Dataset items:
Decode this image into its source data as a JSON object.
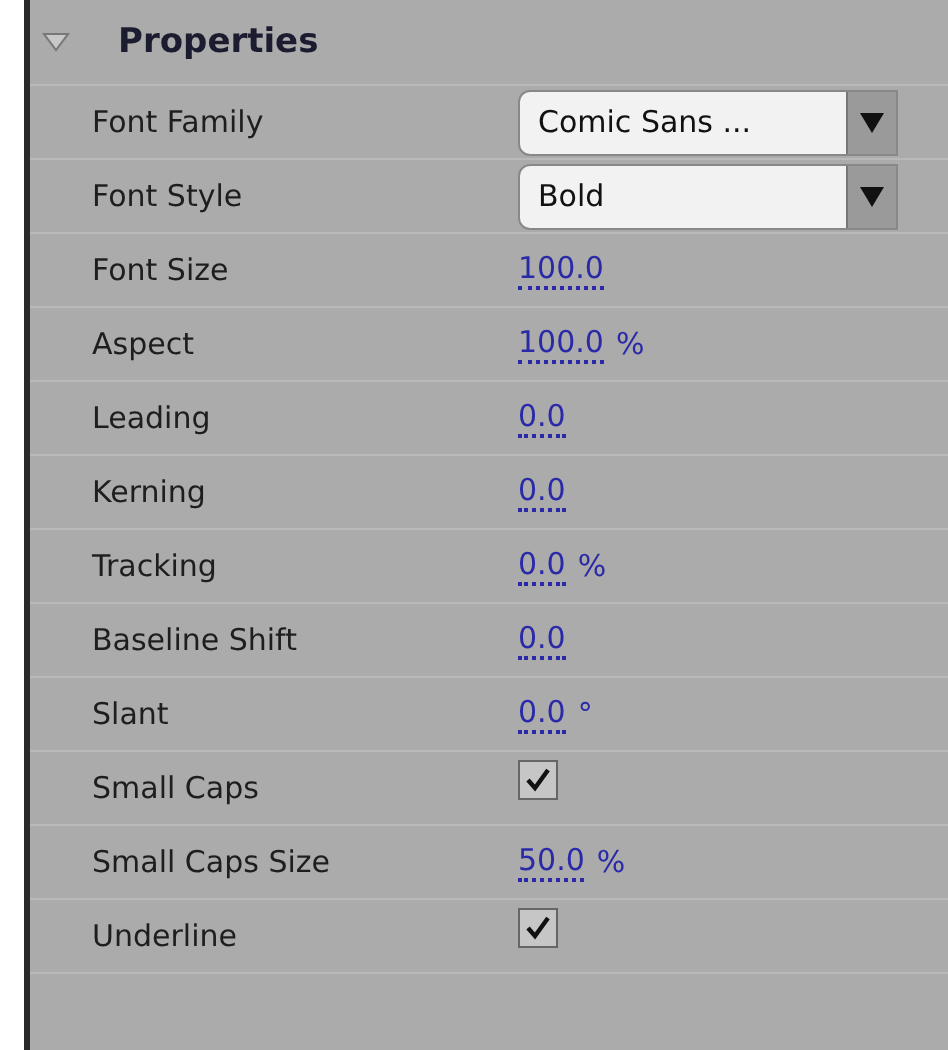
{
  "panel": {
    "title": "Properties",
    "expanded": true
  },
  "properties": [
    {
      "kind": "dropdown",
      "label": "Font Family",
      "value": "Comic Sans ..."
    },
    {
      "kind": "dropdown",
      "label": "Font Style",
      "value": "Bold"
    },
    {
      "kind": "number",
      "label": "Font Size",
      "value": "100.0"
    },
    {
      "kind": "number",
      "label": "Aspect",
      "value": "100.0",
      "unit": "%"
    },
    {
      "kind": "number",
      "label": "Leading",
      "value": "0.0"
    },
    {
      "kind": "number",
      "label": "Kerning",
      "value": "0.0"
    },
    {
      "kind": "number",
      "label": "Tracking",
      "value": "0.0",
      "unit": "%"
    },
    {
      "kind": "number",
      "label": "Baseline Shift",
      "value": "0.0"
    },
    {
      "kind": "number",
      "label": "Slant",
      "value": "0.0",
      "unit": "°"
    },
    {
      "kind": "checkbox",
      "label": "Small Caps",
      "checked": true
    },
    {
      "kind": "number",
      "label": "Small Caps Size",
      "value": "50.0",
      "unit": "%"
    },
    {
      "kind": "checkbox",
      "label": "Underline",
      "checked": true
    }
  ]
}
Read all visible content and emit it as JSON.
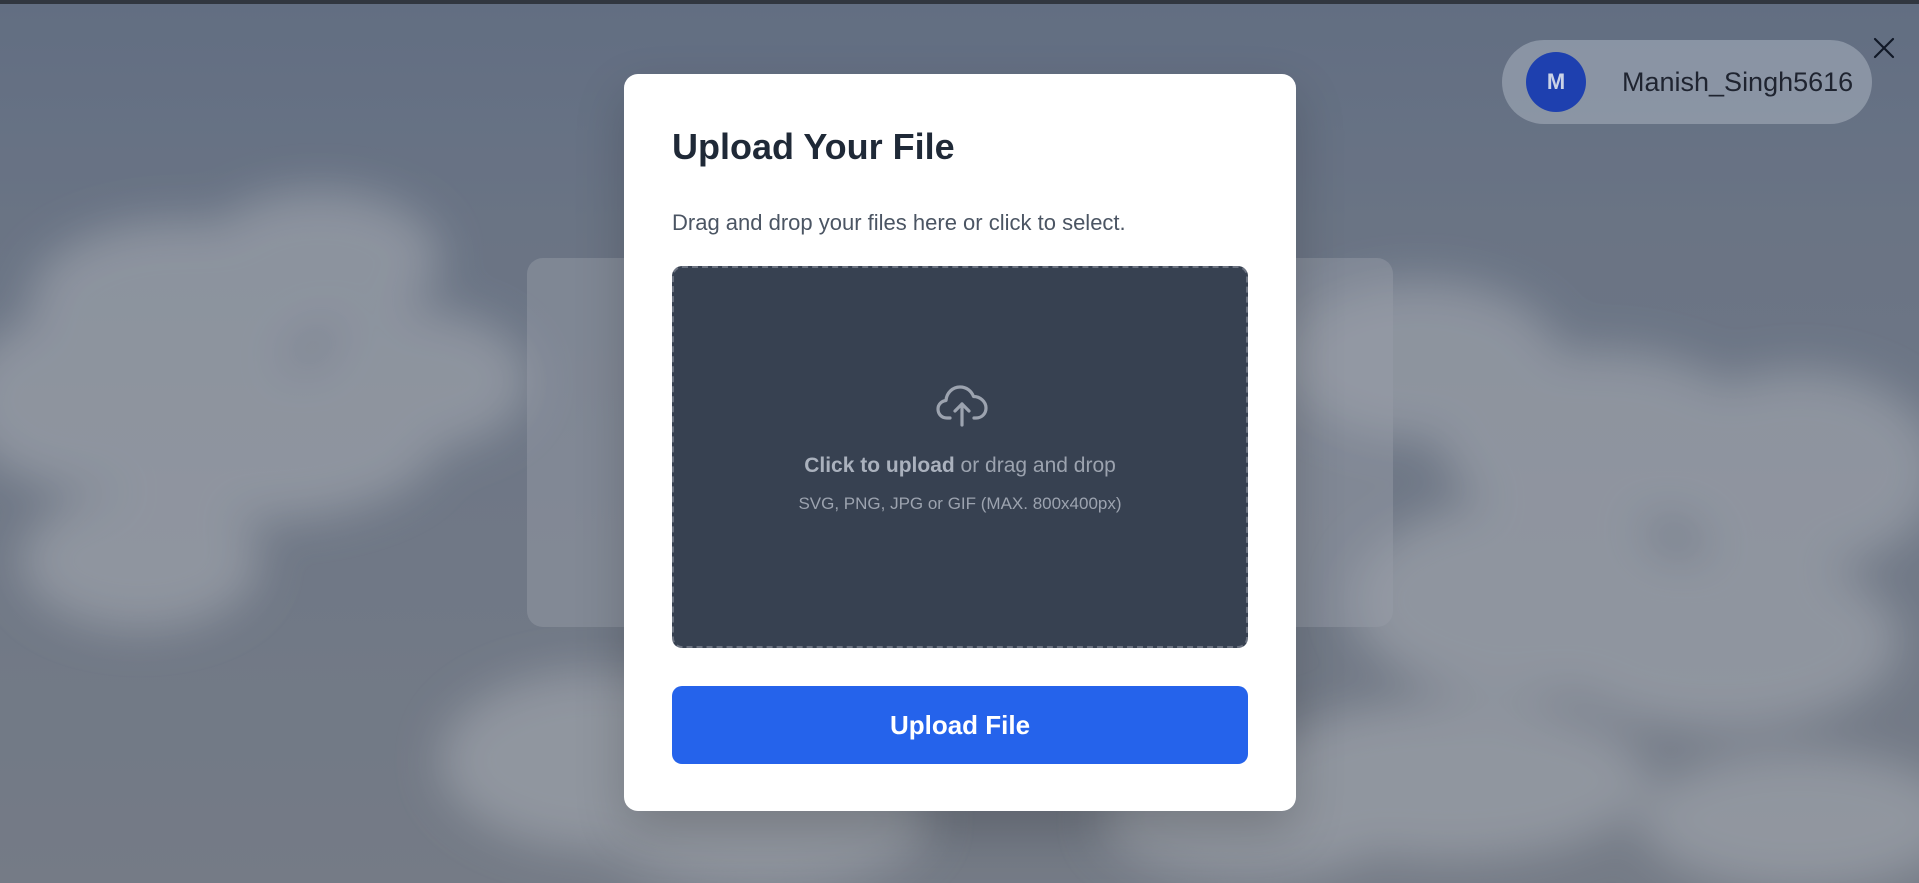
{
  "user": {
    "avatar_initial": "M",
    "username": "Manish_Singh5616"
  },
  "modal": {
    "title": "Upload Your File",
    "description": "Drag and drop your files here or click to select.",
    "dropzone": {
      "primary_strong": "Click to upload",
      "primary_rest": " or drag and drop",
      "hint": "SVG, PNG, JPG or GIF (MAX. 800x400px)",
      "icon": "cloud-upload-icon"
    },
    "upload_button_label": "Upload File"
  },
  "icons": {
    "close": "close-icon",
    "upload": "cloud-upload-icon"
  },
  "colors": {
    "primary": "#2563eb",
    "avatar_bg": "#1e40af",
    "dropzone_bg": "#374151",
    "title_text": "#1f2937"
  }
}
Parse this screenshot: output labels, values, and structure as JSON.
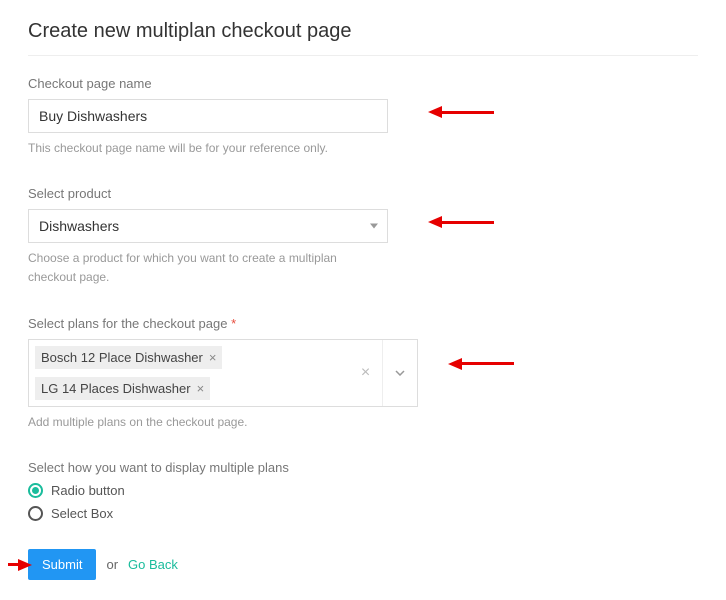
{
  "page": {
    "title": "Create new multiplan checkout page"
  },
  "checkoutName": {
    "label": "Checkout page name",
    "value": "Buy Dishwashers",
    "help": "This checkout page name will be for your reference only."
  },
  "product": {
    "label": "Select product",
    "value": "Dishwashers",
    "help": "Choose a product for which you want to create a multiplan checkout page."
  },
  "plans": {
    "label": "Select plans for the checkout page",
    "required": "*",
    "tags": [
      "Bosch 12 Place Dishwasher",
      "LG 14 Places Dishwasher"
    ],
    "help": "Add multiple plans on the checkout page."
  },
  "display": {
    "label": "Select how you want to display multiple plans",
    "options": [
      {
        "label": "Radio button",
        "checked": true
      },
      {
        "label": "Select Box",
        "checked": false
      }
    ]
  },
  "actions": {
    "submit": "Submit",
    "or": "or",
    "goBack": "Go Back"
  }
}
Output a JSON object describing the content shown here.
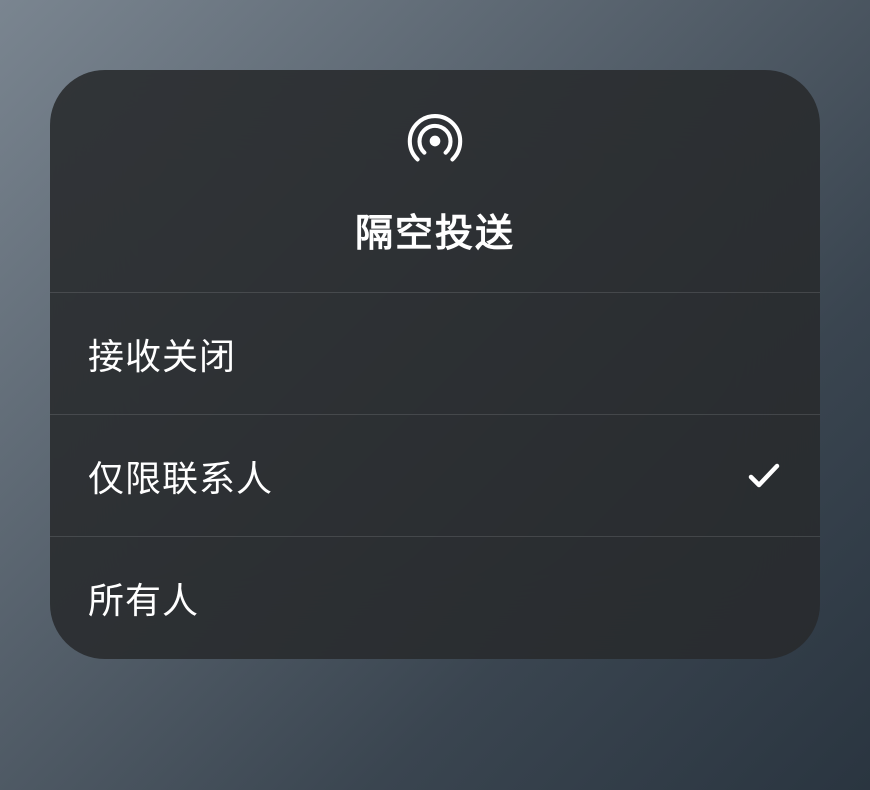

Required task
Set down every record once more, word for word, without pictures.

Result of the task
Decode this image into its source data as a JSON object.
{
  "panel": {
    "title": "Properties",
    "expanded": true
  },
  "properties": [
    {
      "kind": "dropdown",
      "label": "Font Family",
      "value": "Comic Sans ..."
    },
    {
      "kind": "dropdown",
      "label": "Font Style",
      "value": "Bold"
    },
    {
      "kind": "number",
      "label": "Font Size",
      "value": "100.0"
    },
    {
      "kind": "number",
      "label": "Aspect",
      "value": "100.0",
      "unit": "%"
    },
    {
      "kind": "number",
      "label": "Leading",
      "value": "0.0"
    },
    {
      "kind": "number",
      "label": "Kerning",
      "value": "0.0"
    },
    {
      "kind": "number",
      "label": "Tracking",
      "value": "0.0",
      "unit": "%"
    },
    {
      "kind": "number",
      "label": "Baseline Shift",
      "value": "0.0"
    },
    {
      "kind": "number",
      "label": "Slant",
      "value": "0.0",
      "unit": "°"
    },
    {
      "kind": "checkbox",
      "label": "Small Caps",
      "checked": true
    },
    {
      "kind": "number",
      "label": "Small Caps Size",
      "value": "50.0",
      "unit": "%"
    },
    {
      "kind": "checkbox",
      "label": "Underline",
      "checked": true
    }
  ]
}
Read all visible content and emit it as JSON.
{
  "user": {
    "avatar_initial": "M",
    "username": "Manish_Singh5616"
  },
  "modal": {
    "title": "Upload Your File",
    "description": "Drag and drop your files here or click to select.",
    "dropzone": {
      "primary_strong": "Click to upload",
      "primary_rest": " or drag and drop",
      "hint": "SVG, PNG, JPG or GIF (MAX. 800x400px)",
      "icon": "cloud-upload-icon"
    },
    "upload_button_label": "Upload File"
  },
  "icons": {
    "close": "close-icon",
    "upload": "cloud-upload-icon"
  },
  "colors": {
    "primary": "#2563eb",
    "avatar_bg": "#1e40af",
    "dropzone_bg": "#374151",
    "title_text": "#1f2937"
  }
}
Parse this screenshot: output labels, values, and structure as JSON.
{
  "page": {
    "title": "Create new multiplan checkout page"
  },
  "checkoutName": {
    "label": "Checkout page name",
    "value": "Buy Dishwashers",
    "help": "This checkout page name will be for your reference only."
  },
  "product": {
    "label": "Select product",
    "value": "Dishwashers",
    "help": "Choose a product for which you want to create a multiplan checkout page."
  },
  "plans": {
    "label": "Select plans for the checkout page",
    "required": "*",
    "tags": [
      "Bosch 12 Place Dishwasher",
      "LG 14 Places Dishwasher"
    ],
    "help": "Add multiple plans on the checkout page."
  },
  "display": {
    "label": "Select how you want to display multiple plans",
    "options": [
      {
        "label": "Radio button",
        "checked": true
      },
      {
        "label": "Select Box",
        "checked": false
      }
    ]
  },
  "actions": {
    "submit": "Submit",
    "or": "or",
    "goBack": "Go Back"
  }
}
Output a JSON object describing the content shown here.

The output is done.